-- BEGIN --

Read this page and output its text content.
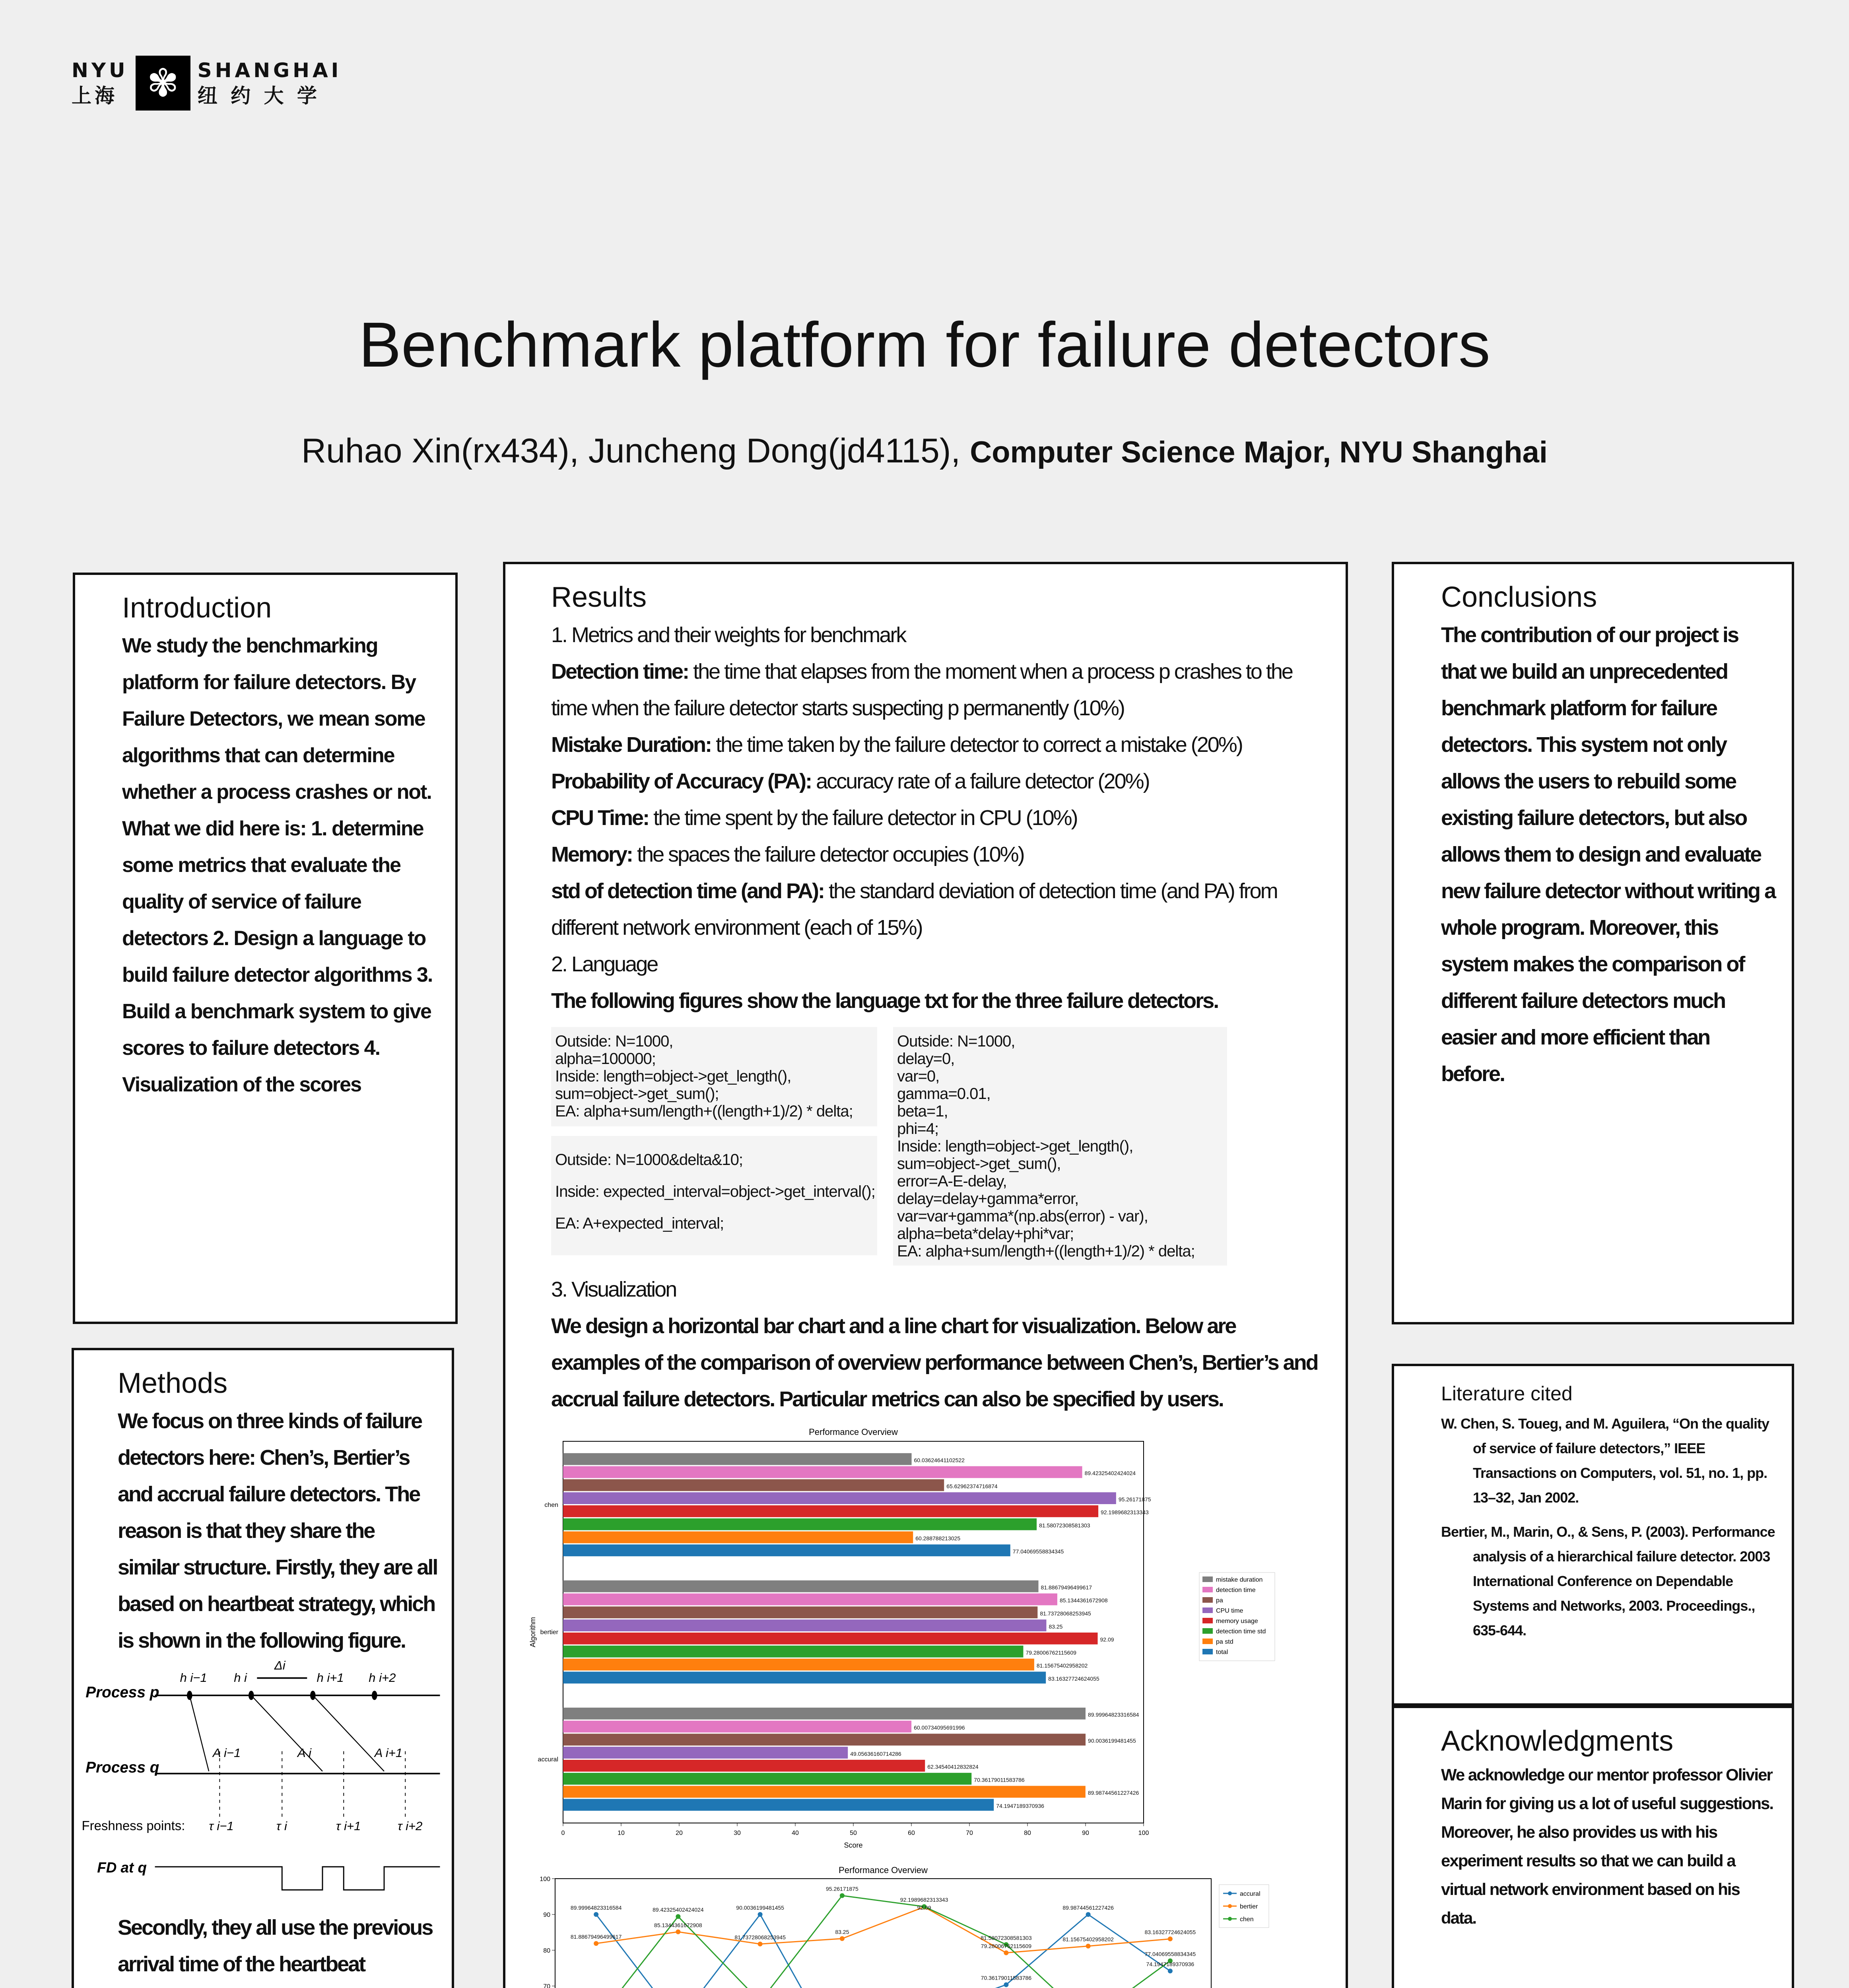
NYU
上海 ✾ SHANGHAI
纽 约 大 学
Benchmark platform for failure detectors
Ruhao Xin(rx434), Juncheng Dong(jd4115), Computer Science Major, NYU Shanghai
Introduction
We study the benchmarking platform for failure detectors. By Failure Detectors, we mean some algorithms that can determine whether a process crashes or not. What we did here is: 1. determine some metrics that evaluate the quality of service of failure detectors 2. Design a language to build failure detector algorithms 3. Build a benchmark system to give scores to failure detectors 4. Visualization of the scores
Methods
We focus on three kinds of failure detectors here: Chen’s, Bertier’s and accrual failure detectors. The reason is that they share the similar structure. Firstly, they are all based on heartbeat strategy, which is shown in the following figure.
Process p
Process q
Freshness points:
FD at q
h i−1 h i	h i+1 h i+2
Δi
A i−1	A i	A i+1
τ i−1	τ i	τ i+1	τ i+2
Secondly, they all use the previous arrival time of the heartbeat
Results
1. Metrics and their weights for benchmark
Detection time: the time that elapses from the moment when a process p crashes to the time when the failure detector starts suspecting p permanently (10%)
Mistake Duration: the time taken by the failure detector to correct a mistake (20%)
Probability of Accuracy (PA): accuracy rate of a failure detector (20%)
CPU Time: the time spent by the failure detector in CPU (10%)
Memory: the spaces the failure detector occupies (10%)
std of detection time (and PA): the standard deviation of detection time (and PA) from different network environment (each of 15%)
2. Language
The following figures show the language txt for the three failure detectors.
Outside: N=1000,
alpha=100000;
Inside: length=object->get_length(),
sum=object->get_sum();
EA: alpha+sum/length+((length+1)/2) * delta;
Outside: N=1000&delta&10;
Inside: expected_interval=object->get_interval();
EA: A+expected_interval;
Outside: N=1000,
delay=0,
var=0,
gamma=0.01,
beta=1,
phi=4;
Inside: length=object->get_length(),
sum=object->get_sum(),
error=A-E-delay,
delay=delay+gamma*error,
var=var+gamma*(np.abs(error) - var),
alpha=beta*delay+phi*var;
EA: alpha+sum/length+((length+1)/2) * delta;
3. Visualization
We design a horizontal bar chart and a line chart for visualization. Below are examples of the comparison of overview performance between Chen’s, Bertier’s and accrual failure detectors. Particular metrics can also be specified by users.
Performance Overview
60.03624641102522
89.42325402424024
65.62962374716874
95.26171875
92.1989682313343
81.58072308581303
60.288788213025
77.04069558834345
chen
81.88679496499617
85.1344361672908
81.73728068253945
83.25
92.09
79.28006762115609
81.15675402958202
83.16327724624055
bertier
89.99964823316584
60.00734095691996
90.0036199481455
49.05636160714286
62.34540412832824
70.36179011583786
89.98744561227426
74.1947189370936
accural
0	10	20	30	40	50	60	70	80	90	100
Score
Algorithm
mistake duration
detection time
pa
CPU time
memory usage
detection time std
pa std
total
Performance Overview
70
80
90
100
89.99964823316584
81.88679496499617
89.42325402424024
85.1344361672908
90.0036199481455
81.73728068253945
95.26171875
83.25
92.1989682313343
92.09
81.58072308581303
79.28006762115609
70.36179011583786
89.98744561227426
81.15675402958202
83.16327724624055
77.04069558834345
74.1947189370936
accural
bertier
chen
Conclusions
The contribution of our project is that we build an unprecedented benchmark platform for failure detectors. This system not only allows the users to rebuild some existing failure detectors, but also allows them to design and evaluate new failure detector without writing a whole program. Moreover, this system makes the comparison of different failure detectors much easier and more efficient than before.
Literature cited
W. Chen, S. Toueg, and M. Aguilera, “On the quality of service of failure detectors,” IEEE Transactions on Computers, vol. 51, no. 1, pp. 13–32, Jan 2002.
Bertier, M., Marin, O., & Sens, P. (2003). Performance analysis of a hierarchical failure detector. 2003 International Conference on Dependable Systems and Networks, 2003. Proceedings., 635-644.
Acknowledgments
We acknowledge our mentor professor Olivier Marin for giving us a lot of useful suggestions. Moreover, he also provides us with his experiment results so that we can build a virtual network environment based on his data.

-- END --

◆ Required work: Show, from the listing above, each line that contains the word "comparison".

◆ Correct answer:
We design a horizontal bar chart and a line chart for visualization. Below are examples of the comparison of overview performance between Chen’s, Bertier’s and accrual failure detectors. Particular metrics can also be specified by users.
The contribution of our project is that we build an unprecedented benchmark platform for failure detectors. This system not only allows the users to rebuild some existing failure detectors, but also allows them to design and evaluate new failure detector without writing a whole program. Moreover, this system makes the comparison of different failure detectors much easier and more efficient than before.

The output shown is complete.